PROBLEM STATEMENT
Report the tally of lines featuring the word "complete" in the entries below, without anything else.

Excerpts from a figure dataset

::::::::

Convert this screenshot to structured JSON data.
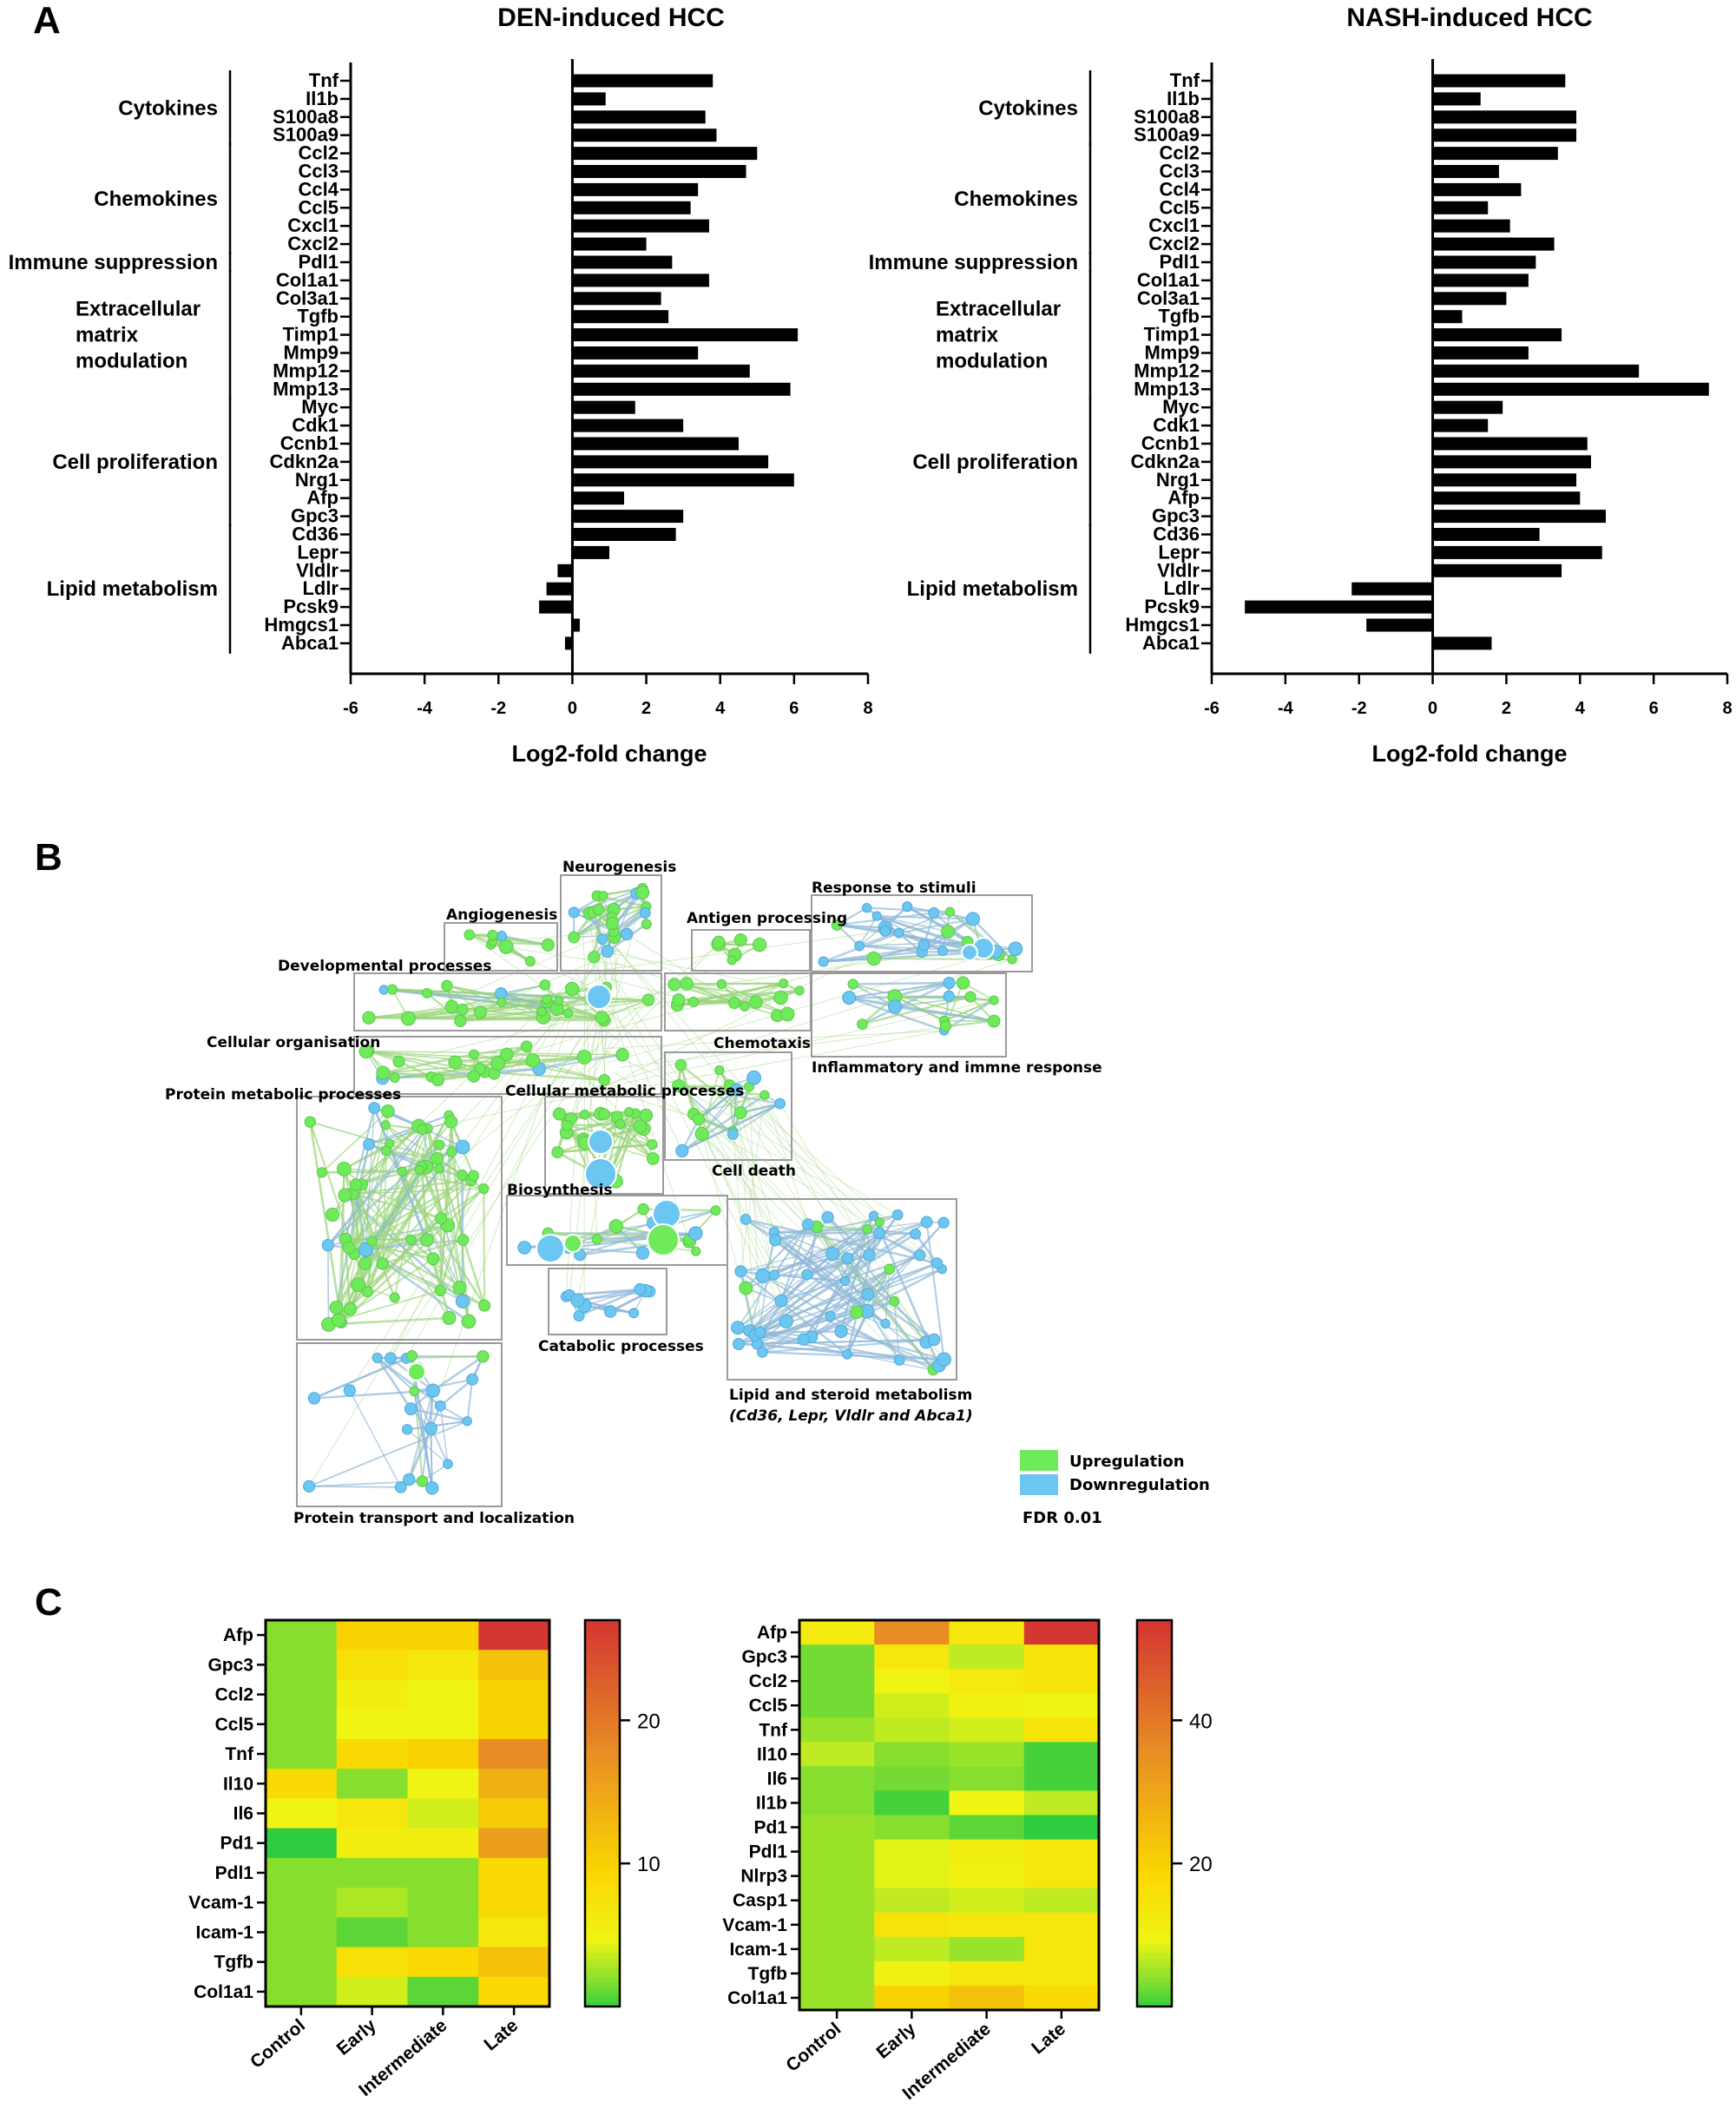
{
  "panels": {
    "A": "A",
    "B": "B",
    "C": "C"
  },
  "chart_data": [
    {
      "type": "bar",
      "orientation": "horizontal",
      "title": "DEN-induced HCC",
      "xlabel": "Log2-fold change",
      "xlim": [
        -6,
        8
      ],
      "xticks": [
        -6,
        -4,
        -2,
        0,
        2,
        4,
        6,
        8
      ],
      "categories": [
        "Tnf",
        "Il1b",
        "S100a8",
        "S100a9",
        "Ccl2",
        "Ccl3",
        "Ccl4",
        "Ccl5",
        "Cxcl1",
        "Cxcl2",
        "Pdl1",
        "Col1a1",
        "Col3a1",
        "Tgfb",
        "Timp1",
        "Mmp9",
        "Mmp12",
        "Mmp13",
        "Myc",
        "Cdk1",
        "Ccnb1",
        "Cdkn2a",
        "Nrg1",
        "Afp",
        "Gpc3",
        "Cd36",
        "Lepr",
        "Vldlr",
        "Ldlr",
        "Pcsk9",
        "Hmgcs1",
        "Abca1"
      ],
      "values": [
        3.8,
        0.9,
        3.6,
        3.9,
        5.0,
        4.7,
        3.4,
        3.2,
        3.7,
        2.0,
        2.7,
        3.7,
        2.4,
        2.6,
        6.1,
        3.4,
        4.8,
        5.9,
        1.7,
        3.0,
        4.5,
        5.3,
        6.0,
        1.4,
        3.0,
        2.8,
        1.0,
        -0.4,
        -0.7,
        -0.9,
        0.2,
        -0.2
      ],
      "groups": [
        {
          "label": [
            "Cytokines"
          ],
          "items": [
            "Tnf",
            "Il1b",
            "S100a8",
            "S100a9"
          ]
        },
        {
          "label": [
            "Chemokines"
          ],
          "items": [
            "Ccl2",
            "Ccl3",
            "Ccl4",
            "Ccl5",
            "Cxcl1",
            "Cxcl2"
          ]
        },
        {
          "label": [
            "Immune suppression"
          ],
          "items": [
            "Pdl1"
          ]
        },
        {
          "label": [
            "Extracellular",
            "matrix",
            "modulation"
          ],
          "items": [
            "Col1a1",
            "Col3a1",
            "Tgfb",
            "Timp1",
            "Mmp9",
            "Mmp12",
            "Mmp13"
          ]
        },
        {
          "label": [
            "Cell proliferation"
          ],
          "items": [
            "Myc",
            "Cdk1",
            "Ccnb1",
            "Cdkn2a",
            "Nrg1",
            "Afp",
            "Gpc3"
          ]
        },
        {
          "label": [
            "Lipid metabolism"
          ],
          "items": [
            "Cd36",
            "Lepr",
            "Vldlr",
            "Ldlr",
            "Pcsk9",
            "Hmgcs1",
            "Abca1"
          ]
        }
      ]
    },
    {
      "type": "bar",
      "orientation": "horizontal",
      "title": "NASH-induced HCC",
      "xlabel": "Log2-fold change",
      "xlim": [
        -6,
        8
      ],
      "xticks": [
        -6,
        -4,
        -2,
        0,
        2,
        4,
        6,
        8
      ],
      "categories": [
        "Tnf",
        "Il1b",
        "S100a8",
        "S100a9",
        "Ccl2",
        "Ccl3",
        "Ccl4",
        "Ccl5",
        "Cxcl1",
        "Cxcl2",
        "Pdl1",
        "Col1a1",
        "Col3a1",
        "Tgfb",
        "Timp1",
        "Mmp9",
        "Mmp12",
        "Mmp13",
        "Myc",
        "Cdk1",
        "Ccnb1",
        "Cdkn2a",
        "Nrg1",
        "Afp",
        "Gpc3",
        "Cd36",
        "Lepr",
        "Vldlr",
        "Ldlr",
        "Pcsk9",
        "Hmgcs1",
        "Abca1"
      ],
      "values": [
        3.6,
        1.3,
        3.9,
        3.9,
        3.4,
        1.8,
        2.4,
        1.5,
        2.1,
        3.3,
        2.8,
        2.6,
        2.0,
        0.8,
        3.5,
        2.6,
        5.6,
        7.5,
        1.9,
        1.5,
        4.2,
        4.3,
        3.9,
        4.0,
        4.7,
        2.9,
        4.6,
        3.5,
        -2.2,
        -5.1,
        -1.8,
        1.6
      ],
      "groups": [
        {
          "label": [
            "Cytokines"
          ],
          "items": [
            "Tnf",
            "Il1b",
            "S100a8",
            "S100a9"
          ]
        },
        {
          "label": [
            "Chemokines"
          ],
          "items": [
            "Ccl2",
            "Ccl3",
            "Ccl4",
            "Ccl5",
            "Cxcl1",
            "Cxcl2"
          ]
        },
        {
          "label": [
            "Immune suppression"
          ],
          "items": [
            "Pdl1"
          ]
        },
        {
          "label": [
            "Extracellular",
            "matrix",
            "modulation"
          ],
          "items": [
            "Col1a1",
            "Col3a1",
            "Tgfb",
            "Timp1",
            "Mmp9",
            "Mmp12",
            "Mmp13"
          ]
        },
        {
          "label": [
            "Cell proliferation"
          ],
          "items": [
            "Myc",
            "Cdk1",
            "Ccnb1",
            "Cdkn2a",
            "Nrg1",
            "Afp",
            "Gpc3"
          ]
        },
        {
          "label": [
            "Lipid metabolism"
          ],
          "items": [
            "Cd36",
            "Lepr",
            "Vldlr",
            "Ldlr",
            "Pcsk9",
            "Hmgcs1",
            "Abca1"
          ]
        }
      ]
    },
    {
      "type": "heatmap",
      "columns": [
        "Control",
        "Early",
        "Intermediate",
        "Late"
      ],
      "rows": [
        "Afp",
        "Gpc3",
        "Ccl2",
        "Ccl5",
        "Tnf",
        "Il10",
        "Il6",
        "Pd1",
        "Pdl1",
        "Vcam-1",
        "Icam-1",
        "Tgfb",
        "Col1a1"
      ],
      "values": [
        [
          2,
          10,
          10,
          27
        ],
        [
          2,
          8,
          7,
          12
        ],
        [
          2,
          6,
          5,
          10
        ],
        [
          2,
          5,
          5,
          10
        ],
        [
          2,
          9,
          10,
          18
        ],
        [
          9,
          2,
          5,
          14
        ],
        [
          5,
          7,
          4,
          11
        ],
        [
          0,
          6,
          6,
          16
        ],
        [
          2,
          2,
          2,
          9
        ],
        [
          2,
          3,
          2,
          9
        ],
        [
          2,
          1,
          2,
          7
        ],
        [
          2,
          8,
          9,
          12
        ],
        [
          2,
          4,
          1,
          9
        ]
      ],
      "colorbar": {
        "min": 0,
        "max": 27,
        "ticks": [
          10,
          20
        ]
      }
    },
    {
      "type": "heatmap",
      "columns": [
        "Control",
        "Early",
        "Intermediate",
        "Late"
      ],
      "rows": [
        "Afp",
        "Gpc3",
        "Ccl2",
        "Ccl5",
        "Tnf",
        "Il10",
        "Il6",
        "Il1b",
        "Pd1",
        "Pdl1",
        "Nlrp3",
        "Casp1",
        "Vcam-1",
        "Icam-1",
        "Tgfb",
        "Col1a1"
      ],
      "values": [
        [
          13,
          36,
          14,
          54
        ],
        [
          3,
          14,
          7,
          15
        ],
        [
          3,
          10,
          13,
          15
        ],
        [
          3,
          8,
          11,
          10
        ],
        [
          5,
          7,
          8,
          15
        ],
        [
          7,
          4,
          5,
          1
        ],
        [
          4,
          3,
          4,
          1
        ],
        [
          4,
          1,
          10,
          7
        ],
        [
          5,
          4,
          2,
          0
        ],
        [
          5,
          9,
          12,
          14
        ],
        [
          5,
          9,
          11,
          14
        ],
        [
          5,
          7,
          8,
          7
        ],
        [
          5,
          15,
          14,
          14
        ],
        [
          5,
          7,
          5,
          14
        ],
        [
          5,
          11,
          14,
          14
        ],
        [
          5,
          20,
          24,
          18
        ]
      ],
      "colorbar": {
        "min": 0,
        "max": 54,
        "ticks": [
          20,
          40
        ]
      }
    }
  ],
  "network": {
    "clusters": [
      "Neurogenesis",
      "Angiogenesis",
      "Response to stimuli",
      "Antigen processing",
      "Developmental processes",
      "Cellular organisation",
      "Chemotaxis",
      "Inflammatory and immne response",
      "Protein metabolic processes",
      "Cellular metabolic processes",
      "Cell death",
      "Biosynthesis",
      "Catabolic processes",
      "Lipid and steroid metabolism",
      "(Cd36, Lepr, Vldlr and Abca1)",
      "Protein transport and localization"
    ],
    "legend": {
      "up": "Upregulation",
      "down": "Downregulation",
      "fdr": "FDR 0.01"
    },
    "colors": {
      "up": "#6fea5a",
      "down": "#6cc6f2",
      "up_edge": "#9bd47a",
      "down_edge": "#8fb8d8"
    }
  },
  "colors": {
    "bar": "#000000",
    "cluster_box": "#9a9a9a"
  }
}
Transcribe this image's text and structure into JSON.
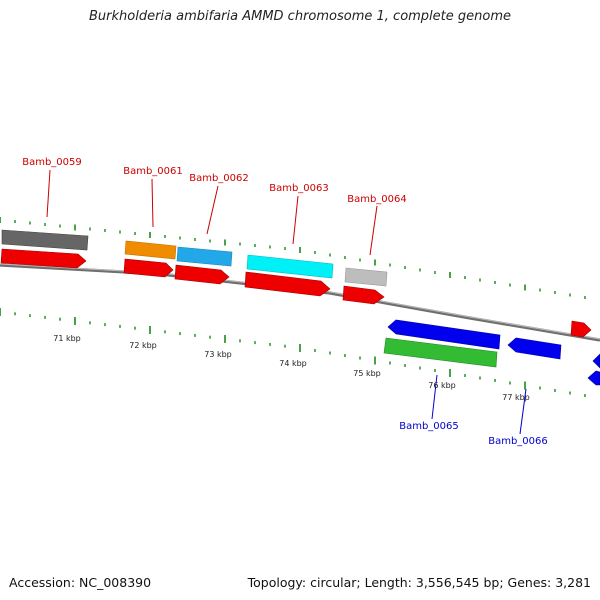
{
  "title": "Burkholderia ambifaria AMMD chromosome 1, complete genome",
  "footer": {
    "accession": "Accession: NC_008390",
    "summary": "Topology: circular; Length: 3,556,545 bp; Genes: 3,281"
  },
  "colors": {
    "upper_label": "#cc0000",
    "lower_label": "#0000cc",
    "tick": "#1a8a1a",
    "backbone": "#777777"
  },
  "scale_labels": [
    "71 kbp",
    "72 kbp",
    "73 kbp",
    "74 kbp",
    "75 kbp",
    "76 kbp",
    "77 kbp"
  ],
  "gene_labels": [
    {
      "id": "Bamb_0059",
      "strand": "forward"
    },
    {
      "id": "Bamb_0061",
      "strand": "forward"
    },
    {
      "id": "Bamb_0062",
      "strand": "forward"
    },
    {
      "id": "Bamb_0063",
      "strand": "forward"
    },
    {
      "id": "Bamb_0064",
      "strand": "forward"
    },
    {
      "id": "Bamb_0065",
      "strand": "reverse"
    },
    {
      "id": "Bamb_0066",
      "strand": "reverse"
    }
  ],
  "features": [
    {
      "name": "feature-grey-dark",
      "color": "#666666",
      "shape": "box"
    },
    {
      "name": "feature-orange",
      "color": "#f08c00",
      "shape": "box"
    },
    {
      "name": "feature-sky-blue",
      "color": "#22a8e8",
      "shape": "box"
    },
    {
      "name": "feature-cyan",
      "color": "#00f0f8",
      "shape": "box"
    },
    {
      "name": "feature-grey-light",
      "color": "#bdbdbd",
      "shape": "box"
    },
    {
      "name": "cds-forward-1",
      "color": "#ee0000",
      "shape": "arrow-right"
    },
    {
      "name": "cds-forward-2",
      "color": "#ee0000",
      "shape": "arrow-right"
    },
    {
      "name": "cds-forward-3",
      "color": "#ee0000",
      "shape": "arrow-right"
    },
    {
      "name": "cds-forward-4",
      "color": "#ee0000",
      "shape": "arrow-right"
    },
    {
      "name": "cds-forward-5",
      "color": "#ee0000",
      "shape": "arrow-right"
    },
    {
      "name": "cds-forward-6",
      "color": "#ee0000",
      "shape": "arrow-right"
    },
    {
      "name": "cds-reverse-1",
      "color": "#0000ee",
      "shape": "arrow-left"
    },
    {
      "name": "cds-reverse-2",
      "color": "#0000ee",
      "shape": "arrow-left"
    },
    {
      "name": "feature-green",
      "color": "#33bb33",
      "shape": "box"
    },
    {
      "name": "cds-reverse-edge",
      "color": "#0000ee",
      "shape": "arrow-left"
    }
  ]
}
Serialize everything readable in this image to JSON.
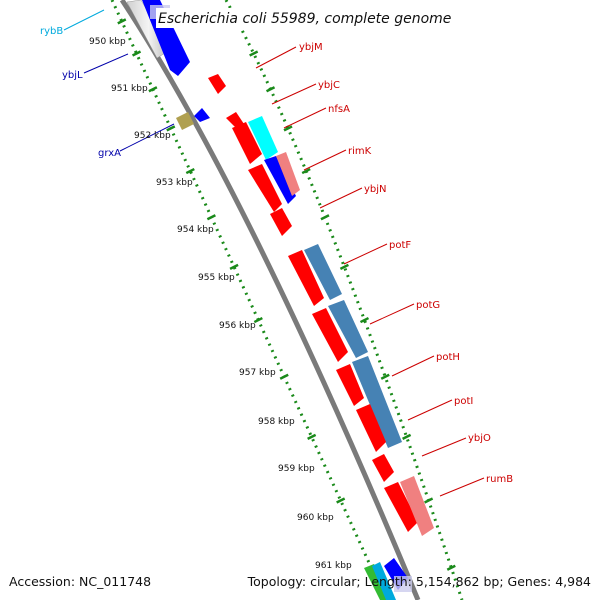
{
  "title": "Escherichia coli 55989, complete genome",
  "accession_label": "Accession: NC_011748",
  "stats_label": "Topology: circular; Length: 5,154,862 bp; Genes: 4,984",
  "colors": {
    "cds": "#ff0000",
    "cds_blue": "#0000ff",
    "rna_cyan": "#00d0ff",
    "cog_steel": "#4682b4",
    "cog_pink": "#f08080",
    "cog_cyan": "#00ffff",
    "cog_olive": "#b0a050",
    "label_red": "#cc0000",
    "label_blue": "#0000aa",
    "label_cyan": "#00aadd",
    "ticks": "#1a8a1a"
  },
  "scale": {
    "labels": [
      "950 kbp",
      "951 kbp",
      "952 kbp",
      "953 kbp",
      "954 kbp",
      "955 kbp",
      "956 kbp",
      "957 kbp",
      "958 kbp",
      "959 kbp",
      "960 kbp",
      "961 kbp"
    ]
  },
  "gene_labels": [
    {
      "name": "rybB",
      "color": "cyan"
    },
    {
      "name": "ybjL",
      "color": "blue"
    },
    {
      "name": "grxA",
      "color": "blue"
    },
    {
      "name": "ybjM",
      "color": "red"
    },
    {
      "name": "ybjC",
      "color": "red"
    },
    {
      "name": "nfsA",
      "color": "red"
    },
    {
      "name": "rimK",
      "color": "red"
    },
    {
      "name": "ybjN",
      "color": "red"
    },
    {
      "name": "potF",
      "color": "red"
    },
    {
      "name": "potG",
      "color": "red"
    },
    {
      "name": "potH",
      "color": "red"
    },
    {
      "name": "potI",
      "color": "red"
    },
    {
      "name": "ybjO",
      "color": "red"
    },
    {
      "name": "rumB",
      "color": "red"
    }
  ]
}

::::::::

ANSWER SPACE
2